_EXTRACT_.
■ ■ ■ ■

I have a Java application which uses a MyBatis TypeHandler class. It needs to make sure that the date being stored into the MySql database is in MST time.

Before any data gets to the app, we have another TypeHandler that takes the date from the database, which is in MST, and converts it to UTC. So, for example, in the database if the timestamp was:

2016-05-05 00:01:00

when the date appears on the app side it is in the following format (UTC):

2016-05-05T07:01:00.000Z

The app side does all date comparisons in UTC, but unfortunately, the MySql server must store in MST.

In order to keep dates consistent from whichever server the app is running (it is run in MST, PST as well as EST) we will need the two TypeHandlers, one to marshall the date coming into the app and one to make sure it's in MST going back.

The setParameter method of the UtcToMstDateTimeTypeHanlder:

@Override
public void setParameter(PreparedStatement ps, int i, Object parameter, JdbcType jdbcType) throws SQLException
{
    if (parameter != null)
    {
        //1.  2016-05-05 00:01:00 (timestamp) converted to UTC DateTime -> 2016-05-05T07:01:00.000Z
        DateTime thisDateTime = (DateTime) parameter;
        //2.  UTC DateTime converted to LocalDateTime -> 2016-05-05T07:01:00.000
        LocalDateTime thisLocalDateTime = thisDateTime.toLocalDateTime();
        //3.  LocalDateTime to MST DateTime -> 2016-05-05T07:01:00.000-07:00
        DateTime mstTime = thisLocalDateTime.toDateTime(DateTimeZone.forID("MST"));
        //4.  But TimeStamp adds 3 hours... Why?  2016-05-05 10:01:00.0
        Timestamp mstTimeStamp = new Timestamp((mstTime).getMillis());

        ps.setTimestamp(i, mstTimeStamp);
    }
    else
    {
        ps.setTimestamp(i, null);
    }
}

The TimeStamp ends up being 3 hours ahead of UTC:

2016-05-05 10:01:00.0

Not only that, but it is also more relative to UTC than MST, except now +10:01 hours ahead of UTC.

■ ■ ■ ■

Dataset entries:
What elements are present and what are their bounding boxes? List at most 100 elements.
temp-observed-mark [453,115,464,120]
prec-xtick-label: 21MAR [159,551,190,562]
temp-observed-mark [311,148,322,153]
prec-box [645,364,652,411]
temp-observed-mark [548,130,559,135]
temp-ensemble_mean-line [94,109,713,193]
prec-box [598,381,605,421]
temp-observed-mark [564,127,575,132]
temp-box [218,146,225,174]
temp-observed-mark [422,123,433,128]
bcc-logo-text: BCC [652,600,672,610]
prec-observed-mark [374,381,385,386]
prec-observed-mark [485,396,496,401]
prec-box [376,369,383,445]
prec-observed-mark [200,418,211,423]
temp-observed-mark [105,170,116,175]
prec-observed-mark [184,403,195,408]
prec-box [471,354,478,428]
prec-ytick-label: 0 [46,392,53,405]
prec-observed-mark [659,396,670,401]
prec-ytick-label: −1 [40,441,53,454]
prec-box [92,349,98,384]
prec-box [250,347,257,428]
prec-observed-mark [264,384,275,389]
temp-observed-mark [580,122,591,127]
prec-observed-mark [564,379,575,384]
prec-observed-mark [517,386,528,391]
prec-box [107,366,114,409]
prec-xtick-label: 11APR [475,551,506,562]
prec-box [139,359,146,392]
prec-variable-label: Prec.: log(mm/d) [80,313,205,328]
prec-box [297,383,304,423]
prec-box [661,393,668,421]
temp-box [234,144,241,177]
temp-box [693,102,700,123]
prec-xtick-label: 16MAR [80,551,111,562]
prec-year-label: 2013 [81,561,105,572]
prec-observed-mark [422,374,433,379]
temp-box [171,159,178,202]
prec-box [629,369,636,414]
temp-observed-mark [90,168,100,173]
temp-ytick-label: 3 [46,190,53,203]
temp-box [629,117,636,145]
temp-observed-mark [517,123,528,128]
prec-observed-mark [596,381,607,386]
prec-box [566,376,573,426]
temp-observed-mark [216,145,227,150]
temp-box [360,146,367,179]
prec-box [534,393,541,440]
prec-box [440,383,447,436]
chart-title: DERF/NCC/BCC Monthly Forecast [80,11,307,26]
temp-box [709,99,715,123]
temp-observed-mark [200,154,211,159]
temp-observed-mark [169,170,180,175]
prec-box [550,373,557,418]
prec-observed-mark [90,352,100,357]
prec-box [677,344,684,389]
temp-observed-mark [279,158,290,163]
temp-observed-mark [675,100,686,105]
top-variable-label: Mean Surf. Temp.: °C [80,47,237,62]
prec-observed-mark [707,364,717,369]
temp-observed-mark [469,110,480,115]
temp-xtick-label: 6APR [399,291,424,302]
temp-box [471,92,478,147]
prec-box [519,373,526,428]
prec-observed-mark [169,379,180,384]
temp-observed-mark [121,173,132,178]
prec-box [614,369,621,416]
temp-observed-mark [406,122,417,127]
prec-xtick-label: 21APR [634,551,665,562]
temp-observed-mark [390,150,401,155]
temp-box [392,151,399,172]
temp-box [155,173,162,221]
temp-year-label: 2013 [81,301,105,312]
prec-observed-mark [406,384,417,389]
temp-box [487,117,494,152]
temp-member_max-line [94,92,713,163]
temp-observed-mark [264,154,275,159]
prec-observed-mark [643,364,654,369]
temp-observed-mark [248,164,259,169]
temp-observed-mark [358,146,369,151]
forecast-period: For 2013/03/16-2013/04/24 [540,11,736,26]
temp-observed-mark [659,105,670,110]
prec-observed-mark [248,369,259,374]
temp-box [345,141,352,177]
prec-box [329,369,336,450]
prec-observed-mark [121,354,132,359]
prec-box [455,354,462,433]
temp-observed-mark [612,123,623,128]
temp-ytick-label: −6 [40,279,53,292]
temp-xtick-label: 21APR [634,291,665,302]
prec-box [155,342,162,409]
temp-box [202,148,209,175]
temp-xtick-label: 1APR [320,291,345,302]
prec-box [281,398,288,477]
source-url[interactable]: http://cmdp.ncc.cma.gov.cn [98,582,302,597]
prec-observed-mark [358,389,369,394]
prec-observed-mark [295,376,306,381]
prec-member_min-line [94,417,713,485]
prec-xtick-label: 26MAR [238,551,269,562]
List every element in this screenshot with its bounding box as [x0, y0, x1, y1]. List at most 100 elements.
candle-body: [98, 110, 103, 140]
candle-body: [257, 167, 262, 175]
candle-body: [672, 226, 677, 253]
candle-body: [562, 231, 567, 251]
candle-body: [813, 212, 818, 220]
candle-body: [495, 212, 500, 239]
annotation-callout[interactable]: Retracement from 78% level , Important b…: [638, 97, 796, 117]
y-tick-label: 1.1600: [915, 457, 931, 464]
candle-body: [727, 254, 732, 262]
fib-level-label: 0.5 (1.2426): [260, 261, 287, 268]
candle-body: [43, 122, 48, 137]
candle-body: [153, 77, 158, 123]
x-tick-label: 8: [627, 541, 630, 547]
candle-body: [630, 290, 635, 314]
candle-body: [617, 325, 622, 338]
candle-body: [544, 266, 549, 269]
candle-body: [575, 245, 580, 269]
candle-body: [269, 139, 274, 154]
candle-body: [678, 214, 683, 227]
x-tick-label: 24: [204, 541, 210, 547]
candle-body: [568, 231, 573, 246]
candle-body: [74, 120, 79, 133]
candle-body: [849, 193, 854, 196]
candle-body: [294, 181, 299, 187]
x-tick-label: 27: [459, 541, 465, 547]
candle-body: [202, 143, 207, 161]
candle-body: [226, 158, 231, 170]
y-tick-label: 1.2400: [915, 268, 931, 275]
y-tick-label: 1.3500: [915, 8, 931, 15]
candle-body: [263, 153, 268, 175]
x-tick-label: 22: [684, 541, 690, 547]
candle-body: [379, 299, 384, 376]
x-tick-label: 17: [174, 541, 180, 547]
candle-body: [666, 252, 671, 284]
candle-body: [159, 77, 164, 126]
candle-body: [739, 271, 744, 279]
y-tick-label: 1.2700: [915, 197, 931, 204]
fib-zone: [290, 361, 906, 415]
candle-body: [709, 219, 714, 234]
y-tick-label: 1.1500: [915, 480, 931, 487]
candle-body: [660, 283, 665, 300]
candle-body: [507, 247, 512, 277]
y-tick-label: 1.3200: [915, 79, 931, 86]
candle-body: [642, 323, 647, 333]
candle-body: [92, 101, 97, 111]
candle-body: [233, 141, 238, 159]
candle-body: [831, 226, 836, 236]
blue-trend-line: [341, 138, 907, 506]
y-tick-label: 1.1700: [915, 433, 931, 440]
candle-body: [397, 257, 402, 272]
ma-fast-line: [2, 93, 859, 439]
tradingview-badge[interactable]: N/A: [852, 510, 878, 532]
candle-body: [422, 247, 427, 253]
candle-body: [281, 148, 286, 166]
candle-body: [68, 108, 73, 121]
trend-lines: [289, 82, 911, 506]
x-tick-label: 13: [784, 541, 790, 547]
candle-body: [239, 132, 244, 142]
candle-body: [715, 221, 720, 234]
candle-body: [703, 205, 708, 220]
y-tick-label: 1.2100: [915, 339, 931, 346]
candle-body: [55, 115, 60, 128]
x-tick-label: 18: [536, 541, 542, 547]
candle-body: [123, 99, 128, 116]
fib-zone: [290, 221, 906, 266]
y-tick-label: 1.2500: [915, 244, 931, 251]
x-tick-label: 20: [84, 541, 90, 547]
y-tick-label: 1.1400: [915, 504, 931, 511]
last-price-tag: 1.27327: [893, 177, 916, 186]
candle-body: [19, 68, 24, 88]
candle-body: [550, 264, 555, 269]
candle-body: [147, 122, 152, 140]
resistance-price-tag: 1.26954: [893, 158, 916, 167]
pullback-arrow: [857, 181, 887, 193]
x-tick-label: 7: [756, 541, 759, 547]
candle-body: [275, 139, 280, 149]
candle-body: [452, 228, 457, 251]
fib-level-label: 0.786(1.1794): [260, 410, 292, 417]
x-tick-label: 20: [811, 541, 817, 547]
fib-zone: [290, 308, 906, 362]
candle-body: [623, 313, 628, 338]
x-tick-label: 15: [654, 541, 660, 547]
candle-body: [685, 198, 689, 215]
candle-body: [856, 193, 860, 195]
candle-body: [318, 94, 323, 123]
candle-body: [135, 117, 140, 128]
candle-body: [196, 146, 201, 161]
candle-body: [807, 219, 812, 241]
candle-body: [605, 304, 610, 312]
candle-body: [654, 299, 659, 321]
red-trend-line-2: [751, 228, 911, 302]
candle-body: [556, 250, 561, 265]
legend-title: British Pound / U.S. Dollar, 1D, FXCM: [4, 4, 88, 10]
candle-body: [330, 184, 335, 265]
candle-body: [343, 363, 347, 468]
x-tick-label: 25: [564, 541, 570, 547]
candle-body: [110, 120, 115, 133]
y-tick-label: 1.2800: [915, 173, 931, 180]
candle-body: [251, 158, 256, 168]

■ ■ ■ ■

_TASK PROMPT_.
Please extend the post about converting UTC dates to MST in a MyBatis TypeHandler, picking up after its last sentence. The entries were drawn from a separate source.

_ANSWER FOR THE TASK_.
The desired effect is to have the TypeHandler write the date back to the database as the following TimeStamp:

2016-05-05 00:01:00.0

I would simply like to have the date provided back to the database (the timestamp above) to be the same as what it came out as.

Note that right now I'm running this on the United States east coast (EST).

Here's what I ended up having to do. Note below the hard-coding of the date that I was working with, coming in from the UTC to MST typehandler. The basic idea is to get the offset from the time zone.

From the DateTimeZone JodaTime Class:

getOffset(long instant) Gets the millisecond offset to add to UTC to get local time.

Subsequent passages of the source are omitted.